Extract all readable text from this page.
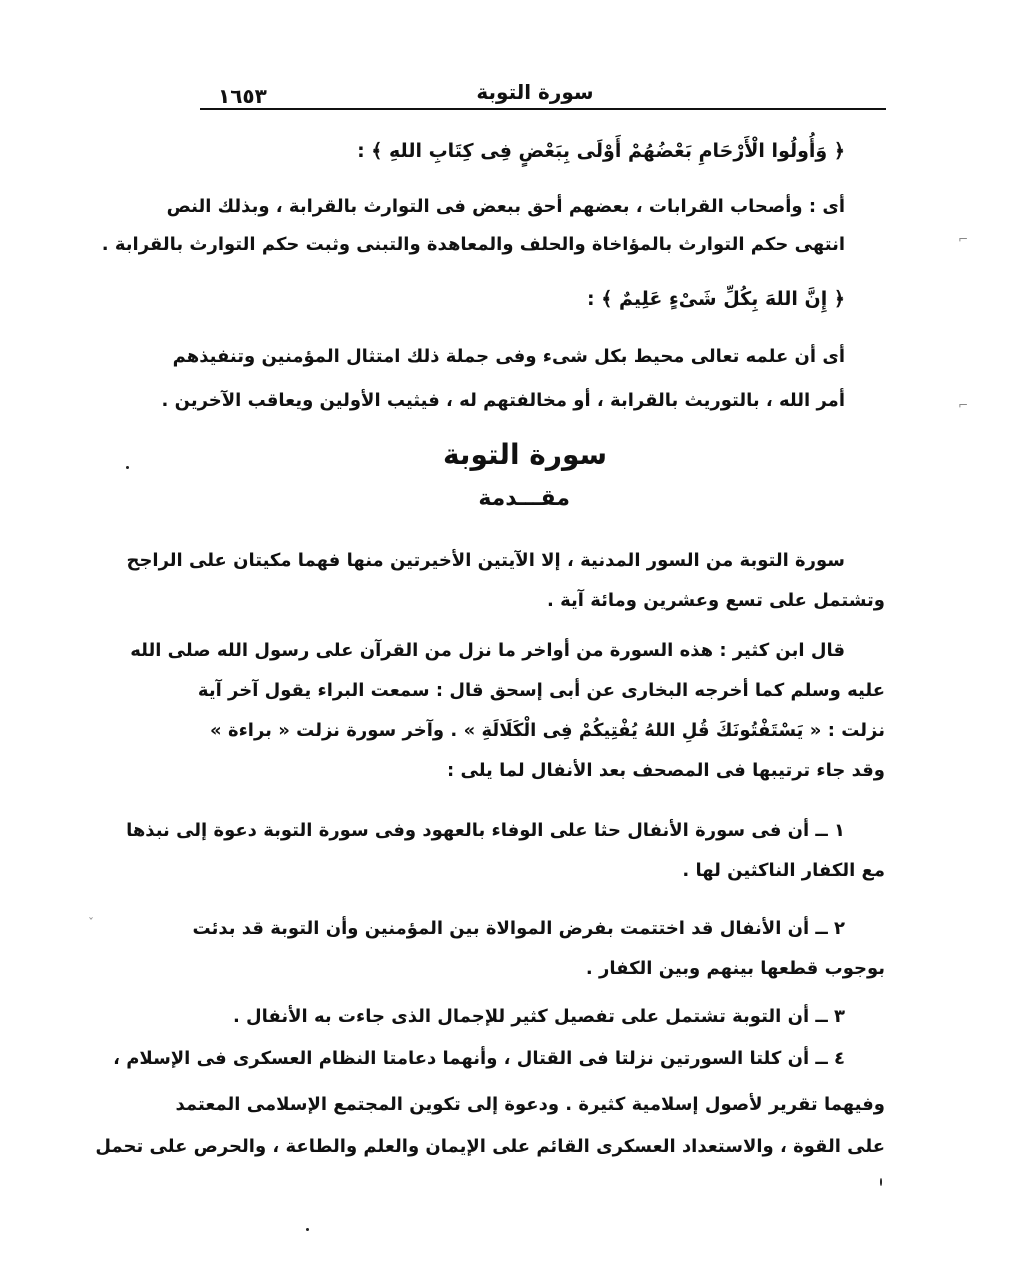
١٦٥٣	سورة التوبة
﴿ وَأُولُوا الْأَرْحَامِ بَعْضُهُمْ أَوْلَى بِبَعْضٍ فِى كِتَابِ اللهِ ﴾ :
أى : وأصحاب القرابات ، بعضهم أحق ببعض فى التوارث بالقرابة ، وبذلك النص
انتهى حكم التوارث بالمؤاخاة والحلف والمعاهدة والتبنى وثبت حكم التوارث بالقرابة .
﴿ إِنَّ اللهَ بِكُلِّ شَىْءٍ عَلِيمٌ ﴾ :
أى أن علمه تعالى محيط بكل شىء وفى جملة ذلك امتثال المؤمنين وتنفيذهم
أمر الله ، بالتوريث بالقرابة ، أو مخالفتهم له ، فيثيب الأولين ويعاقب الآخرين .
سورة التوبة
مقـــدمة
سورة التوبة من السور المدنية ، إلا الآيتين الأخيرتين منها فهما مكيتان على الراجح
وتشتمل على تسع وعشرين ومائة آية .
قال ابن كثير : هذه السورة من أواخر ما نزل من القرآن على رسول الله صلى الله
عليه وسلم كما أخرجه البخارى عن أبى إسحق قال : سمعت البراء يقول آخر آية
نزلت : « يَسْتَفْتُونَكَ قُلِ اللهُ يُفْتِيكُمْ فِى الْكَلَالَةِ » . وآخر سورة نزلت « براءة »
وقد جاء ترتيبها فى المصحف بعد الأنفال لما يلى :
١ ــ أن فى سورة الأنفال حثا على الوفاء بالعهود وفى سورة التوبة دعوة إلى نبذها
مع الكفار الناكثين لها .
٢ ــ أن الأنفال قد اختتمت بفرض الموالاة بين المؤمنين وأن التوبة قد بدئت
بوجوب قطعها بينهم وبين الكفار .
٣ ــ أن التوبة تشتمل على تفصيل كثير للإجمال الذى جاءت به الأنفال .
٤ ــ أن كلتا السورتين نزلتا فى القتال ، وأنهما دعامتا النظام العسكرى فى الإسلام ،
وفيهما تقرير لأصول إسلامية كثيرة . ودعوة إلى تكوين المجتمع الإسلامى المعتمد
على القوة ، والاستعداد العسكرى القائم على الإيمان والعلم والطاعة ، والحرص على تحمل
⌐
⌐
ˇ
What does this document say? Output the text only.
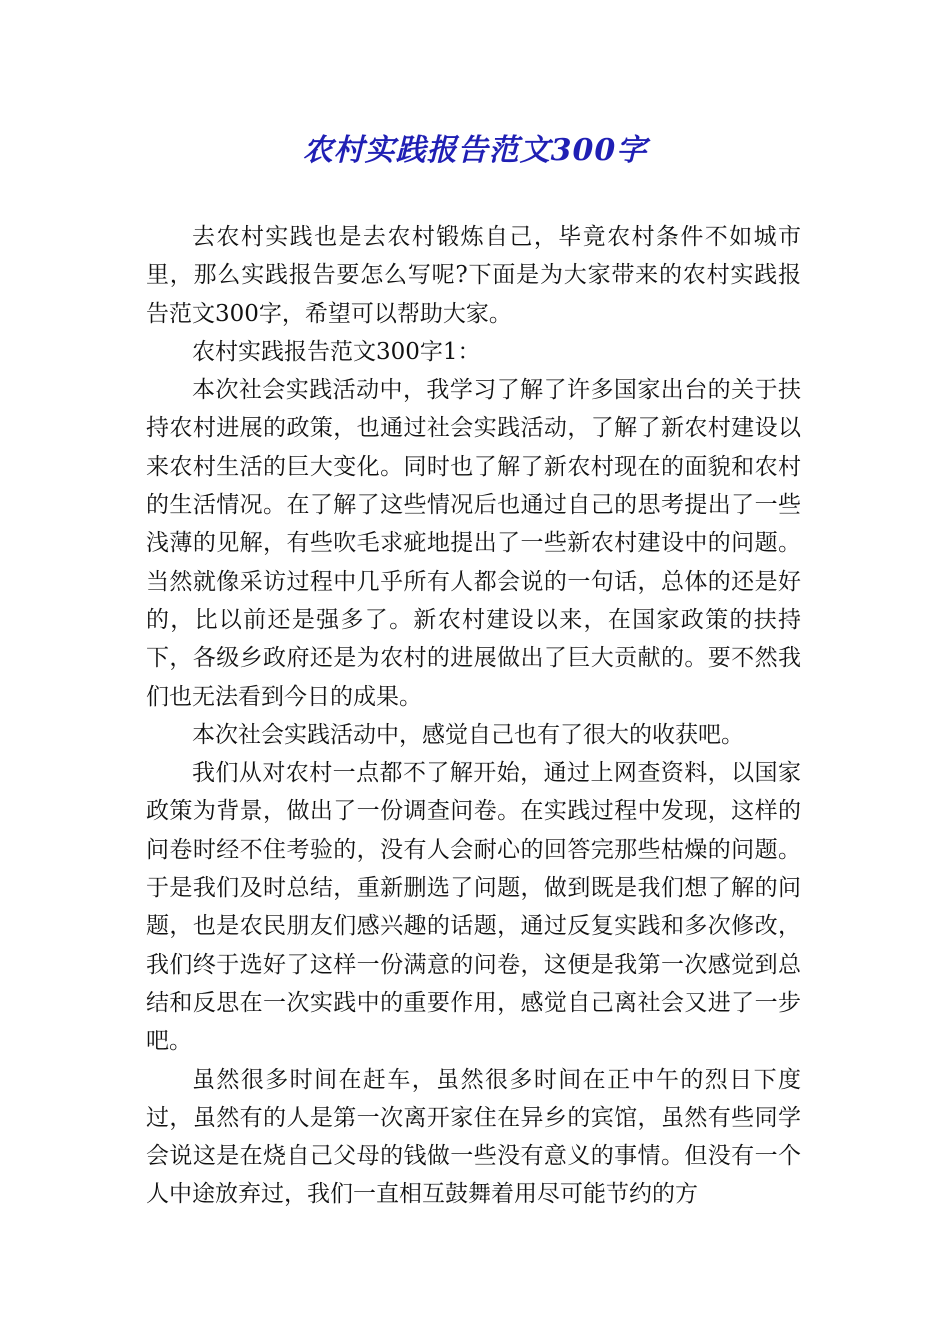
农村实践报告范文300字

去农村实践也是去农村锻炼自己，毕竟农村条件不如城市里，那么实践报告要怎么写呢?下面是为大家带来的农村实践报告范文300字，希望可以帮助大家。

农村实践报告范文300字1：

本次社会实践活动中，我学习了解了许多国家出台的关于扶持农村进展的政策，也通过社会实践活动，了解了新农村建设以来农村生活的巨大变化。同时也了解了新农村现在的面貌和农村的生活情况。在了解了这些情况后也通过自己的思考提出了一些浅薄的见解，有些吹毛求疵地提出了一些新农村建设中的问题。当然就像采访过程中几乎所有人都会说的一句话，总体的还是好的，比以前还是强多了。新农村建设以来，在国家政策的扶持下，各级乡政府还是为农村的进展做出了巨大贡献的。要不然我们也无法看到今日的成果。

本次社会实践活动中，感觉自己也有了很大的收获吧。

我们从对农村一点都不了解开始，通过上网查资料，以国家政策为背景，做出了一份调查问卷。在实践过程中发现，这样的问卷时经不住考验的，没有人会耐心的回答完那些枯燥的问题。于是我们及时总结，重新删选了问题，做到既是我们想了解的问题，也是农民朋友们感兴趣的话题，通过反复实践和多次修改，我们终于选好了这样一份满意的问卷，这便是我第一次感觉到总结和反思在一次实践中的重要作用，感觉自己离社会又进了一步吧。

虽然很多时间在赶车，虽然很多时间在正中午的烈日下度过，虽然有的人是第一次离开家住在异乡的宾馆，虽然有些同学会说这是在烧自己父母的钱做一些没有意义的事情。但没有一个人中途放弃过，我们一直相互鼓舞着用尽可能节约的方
■ ■ ■ ■ ■
● Aim:
Reproduce all entries without any change, and omit the pictures.

● Final result:
Extract all readable text from this page.
١٦٥٣	سورة التوبة
﴿ وَأُولُوا الْأَرْحَامِ بَعْضُهُمْ أَوْلَى بِبَعْضٍ فِى كِتَابِ اللهِ ﴾ :
أى : وأصحاب القرابات ، بعضهم أحق ببعض فى التوارث بالقرابة ، وبذلك النص
انتهى حكم التوارث بالمؤاخاة والحلف والمعاهدة والتبنى وثبت حكم التوارث بالقرابة .
﴿ إِنَّ اللهَ بِكُلِّ شَىْءٍ عَلِيمٌ ﴾ :
أى أن علمه تعالى محيط بكل شىء وفى جملة ذلك امتثال المؤمنين وتنفيذهم
أمر الله ، بالتوريث بالقرابة ، أو مخالفتهم له ، فيثيب الأولين ويعاقب الآخرين .
سورة التوبة
مقـــدمة
سورة التوبة من السور المدنية ، إلا الآيتين الأخيرتين منها فهما مكيتان على الراجح
وتشتمل على تسع وعشرين ومائة آية .
قال ابن كثير : هذه السورة من أواخر ما نزل من القرآن على رسول الله صلى الله
عليه وسلم كما أخرجه البخارى عن أبى إسحق قال : سمعت البراء يقول آخر آية
نزلت : « يَسْتَفْتُونَكَ قُلِ اللهُ يُفْتِيكُمْ فِى الْكَلَالَةِ » . وآخر سورة نزلت « براءة »
وقد جاء ترتيبها فى المصحف بعد الأنفال لما يلى :
١ ــ أن فى سورة الأنفال حثا على الوفاء بالعهود وفى سورة التوبة دعوة إلى نبذها
مع الكفار الناكثين لها .
٢ ــ أن الأنفال قد اختتمت بفرض الموالاة بين المؤمنين وأن التوبة قد بدئت
بوجوب قطعها بينهم وبين الكفار .
٣ ــ أن التوبة تشتمل على تفصيل كثير للإجمال الذى جاءت به الأنفال .
٤ ــ أن كلتا السورتين نزلتا فى القتال ، وأنهما دعامتا النظام العسكرى فى الإسلام ،
وفيهما تقرير لأصول إسلامية كثيرة . ودعوة إلى تكوين المجتمع الإسلامى المعتمد
على القوة ، والاستعداد العسكرى القائم على الإيمان والعلم والطاعة ، والحرص على تحمل
⌐
⌐
ˇ
What does this document say? Output the text only.
农村实践报告范文300字

去农村实践也是去农村锻炼自己，毕竟农村条件不如城市里，那么实践报告要怎么写呢?下面是为大家带来的农村实践报告范文300字，希望可以帮助大家。

农村实践报告范文300字1：

本次社会实践活动中，我学习了解了许多国家出台的关于扶持农村进展的政策，也通过社会实践活动，了解了新农村建设以来农村生活的巨大变化。同时也了解了新农村现在的面貌和农村的生活情况。在了解了这些情况后也通过自己的思考提出了一些浅薄的见解，有些吹毛求疵地提出了一些新农村建设中的问题。当然就像采访过程中几乎所有人都会说的一句话，总体的还是好的，比以前还是强多了。新农村建设以来，在国家政策的扶持下，各级乡政府还是为农村的进展做出了巨大贡献的。要不然我们也无法看到今日的成果。

本次社会实践活动中，感觉自己也有了很大的收获吧。

我们从对农村一点都不了解开始，通过上网查资料，以国家政策为背景，做出了一份调查问卷。在实践过程中发现，这样的问卷时经不住考验的，没有人会耐心的回答完那些枯燥的问题。于是我们及时总结，重新删选了问题，做到既是我们想了解的问题，也是农民朋友们感兴趣的话题，通过反复实践和多次修改，我们终于选好了这样一份满意的问卷，这便是我第一次感觉到总结和反思在一次实践中的重要作用，感觉自己离社会又进了一步吧。

虽然很多时间在赶车，虽然很多时间在正中午的烈日下度过，虽然有的人是第一次离开家住在异乡的宾馆，虽然有些同学会说这是在烧自己父母的钱做一些没有意义的事情。但没有一个人中途放弃过，我们一直相互鼓舞着用尽可能节约的方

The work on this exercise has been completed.